_To do_: Lines holding the string "black" are the ones to copy from this listing.

──────────────────────────────

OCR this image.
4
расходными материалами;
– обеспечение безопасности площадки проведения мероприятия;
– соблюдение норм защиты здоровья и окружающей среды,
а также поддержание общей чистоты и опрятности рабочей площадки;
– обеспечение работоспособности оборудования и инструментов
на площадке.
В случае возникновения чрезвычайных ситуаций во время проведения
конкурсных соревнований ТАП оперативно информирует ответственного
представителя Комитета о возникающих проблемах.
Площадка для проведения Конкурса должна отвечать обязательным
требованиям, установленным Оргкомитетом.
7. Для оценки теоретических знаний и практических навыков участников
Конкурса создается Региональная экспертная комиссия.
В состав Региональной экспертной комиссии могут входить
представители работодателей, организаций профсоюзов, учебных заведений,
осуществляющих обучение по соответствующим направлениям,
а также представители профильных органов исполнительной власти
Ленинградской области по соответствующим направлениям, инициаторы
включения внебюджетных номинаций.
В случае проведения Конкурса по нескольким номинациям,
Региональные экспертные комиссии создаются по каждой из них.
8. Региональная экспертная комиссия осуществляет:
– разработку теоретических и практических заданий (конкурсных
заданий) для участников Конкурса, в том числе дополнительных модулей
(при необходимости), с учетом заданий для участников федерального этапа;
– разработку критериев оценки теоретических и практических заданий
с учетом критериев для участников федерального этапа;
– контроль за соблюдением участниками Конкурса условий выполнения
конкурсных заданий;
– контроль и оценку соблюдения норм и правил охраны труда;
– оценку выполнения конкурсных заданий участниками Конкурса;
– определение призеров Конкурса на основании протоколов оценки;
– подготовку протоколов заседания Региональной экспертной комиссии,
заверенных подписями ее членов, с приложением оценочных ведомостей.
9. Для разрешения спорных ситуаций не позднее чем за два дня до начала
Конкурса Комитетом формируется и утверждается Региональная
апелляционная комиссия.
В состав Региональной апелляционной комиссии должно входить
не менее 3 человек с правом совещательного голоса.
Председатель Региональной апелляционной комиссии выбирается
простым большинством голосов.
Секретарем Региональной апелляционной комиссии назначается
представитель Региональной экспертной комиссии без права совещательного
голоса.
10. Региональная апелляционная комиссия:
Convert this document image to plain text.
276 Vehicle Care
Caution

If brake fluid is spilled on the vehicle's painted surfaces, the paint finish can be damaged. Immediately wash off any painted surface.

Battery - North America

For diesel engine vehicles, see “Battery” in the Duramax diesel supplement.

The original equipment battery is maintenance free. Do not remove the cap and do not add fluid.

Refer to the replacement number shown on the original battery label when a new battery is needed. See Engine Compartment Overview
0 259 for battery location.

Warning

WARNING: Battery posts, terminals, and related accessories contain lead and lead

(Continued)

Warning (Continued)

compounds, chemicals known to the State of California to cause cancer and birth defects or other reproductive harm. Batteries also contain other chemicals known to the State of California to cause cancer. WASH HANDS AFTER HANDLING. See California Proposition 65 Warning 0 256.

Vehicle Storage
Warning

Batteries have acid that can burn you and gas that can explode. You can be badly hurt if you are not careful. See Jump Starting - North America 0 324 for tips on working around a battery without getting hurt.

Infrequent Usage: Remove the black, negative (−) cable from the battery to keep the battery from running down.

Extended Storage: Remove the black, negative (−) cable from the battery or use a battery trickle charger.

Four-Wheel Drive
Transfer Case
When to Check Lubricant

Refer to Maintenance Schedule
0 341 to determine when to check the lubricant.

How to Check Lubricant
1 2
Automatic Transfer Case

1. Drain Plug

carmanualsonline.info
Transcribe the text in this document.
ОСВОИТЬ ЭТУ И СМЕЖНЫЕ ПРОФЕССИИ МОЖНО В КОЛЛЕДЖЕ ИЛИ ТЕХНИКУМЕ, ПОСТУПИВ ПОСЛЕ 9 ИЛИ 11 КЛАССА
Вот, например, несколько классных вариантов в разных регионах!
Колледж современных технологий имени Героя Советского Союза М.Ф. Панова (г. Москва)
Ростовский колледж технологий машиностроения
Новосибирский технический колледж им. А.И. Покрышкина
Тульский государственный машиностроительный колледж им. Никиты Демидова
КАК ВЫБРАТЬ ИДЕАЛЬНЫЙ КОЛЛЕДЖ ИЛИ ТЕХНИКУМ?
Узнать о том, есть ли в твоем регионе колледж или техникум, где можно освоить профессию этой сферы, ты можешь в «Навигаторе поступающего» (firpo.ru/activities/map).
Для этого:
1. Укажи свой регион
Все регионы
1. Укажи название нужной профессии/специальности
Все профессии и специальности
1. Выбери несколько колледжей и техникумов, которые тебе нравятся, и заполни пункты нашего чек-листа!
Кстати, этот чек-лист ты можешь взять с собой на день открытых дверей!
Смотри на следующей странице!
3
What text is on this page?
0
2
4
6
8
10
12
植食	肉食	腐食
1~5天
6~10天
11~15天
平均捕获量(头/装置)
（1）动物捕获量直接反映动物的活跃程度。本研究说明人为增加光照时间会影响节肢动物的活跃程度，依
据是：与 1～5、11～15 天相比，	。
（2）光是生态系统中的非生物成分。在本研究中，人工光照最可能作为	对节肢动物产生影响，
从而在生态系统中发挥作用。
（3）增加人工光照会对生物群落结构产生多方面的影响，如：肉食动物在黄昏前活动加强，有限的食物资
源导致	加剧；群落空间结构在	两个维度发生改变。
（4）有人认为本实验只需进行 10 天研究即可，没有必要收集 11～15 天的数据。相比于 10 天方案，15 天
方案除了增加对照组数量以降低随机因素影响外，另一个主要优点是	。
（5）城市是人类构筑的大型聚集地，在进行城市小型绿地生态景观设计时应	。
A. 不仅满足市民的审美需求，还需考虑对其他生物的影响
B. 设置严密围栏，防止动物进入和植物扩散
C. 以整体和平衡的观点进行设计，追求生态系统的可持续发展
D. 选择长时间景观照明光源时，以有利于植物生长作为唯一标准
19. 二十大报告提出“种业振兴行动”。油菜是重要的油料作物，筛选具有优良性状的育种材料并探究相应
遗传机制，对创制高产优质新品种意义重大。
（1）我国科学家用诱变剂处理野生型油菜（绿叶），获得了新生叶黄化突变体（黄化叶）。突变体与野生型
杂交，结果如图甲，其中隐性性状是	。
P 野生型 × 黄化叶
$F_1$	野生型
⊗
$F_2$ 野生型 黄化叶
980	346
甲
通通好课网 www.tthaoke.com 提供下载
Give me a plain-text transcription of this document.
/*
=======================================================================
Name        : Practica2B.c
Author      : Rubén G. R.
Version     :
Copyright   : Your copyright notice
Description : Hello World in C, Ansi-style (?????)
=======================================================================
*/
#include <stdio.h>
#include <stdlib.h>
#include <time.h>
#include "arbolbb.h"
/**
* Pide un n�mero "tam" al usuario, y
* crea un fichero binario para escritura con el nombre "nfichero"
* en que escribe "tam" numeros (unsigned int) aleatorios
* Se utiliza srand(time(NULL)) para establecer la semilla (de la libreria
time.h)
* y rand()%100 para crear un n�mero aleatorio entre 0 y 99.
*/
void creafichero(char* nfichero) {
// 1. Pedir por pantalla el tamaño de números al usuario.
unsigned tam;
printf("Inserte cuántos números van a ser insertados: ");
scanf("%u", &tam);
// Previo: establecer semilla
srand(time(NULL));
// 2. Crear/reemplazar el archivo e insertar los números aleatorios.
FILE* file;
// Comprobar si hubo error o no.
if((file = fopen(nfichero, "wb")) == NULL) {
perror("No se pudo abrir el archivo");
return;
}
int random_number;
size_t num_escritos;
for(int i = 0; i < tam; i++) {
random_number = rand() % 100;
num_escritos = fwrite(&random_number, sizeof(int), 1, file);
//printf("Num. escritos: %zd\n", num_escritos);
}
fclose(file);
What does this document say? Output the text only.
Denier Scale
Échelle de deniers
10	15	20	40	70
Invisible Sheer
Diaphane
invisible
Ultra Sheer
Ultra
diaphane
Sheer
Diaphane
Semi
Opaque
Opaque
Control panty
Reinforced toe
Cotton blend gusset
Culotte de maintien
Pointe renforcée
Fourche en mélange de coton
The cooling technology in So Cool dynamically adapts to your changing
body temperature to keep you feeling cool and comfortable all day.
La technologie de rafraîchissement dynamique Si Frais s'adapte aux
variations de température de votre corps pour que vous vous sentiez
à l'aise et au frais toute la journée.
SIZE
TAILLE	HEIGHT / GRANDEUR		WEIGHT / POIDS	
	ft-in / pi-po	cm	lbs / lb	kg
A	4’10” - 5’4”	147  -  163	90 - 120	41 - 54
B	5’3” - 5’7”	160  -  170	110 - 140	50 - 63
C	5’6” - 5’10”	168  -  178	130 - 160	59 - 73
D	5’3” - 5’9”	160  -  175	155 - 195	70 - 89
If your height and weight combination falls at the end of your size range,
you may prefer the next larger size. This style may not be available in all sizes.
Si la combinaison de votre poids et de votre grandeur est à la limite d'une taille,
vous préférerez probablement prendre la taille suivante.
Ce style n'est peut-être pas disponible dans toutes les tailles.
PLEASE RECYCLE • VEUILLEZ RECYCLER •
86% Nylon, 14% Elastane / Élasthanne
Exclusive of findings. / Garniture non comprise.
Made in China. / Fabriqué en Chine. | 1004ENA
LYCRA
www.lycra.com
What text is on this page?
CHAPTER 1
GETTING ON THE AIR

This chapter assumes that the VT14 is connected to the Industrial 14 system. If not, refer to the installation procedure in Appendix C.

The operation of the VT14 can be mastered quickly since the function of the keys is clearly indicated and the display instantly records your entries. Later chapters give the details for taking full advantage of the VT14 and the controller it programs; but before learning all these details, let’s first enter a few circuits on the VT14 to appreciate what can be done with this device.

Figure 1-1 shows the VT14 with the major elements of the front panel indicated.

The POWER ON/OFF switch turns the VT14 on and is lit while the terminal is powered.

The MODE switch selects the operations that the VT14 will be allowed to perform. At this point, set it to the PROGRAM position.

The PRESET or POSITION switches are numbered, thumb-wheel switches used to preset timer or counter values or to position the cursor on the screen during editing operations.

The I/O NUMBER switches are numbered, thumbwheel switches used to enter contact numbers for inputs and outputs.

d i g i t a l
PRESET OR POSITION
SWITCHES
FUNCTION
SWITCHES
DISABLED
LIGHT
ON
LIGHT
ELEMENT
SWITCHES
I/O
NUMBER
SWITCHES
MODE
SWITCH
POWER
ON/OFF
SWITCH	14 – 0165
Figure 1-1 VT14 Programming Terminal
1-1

──────────────────────────────

_Result of this task_:
Infrequent Usage: Remove the black, negative (−) cable from the battery to keep the battery from running down.
Extended Storage: Remove the black, negative (−) cable from the battery or use a battery trickle charger.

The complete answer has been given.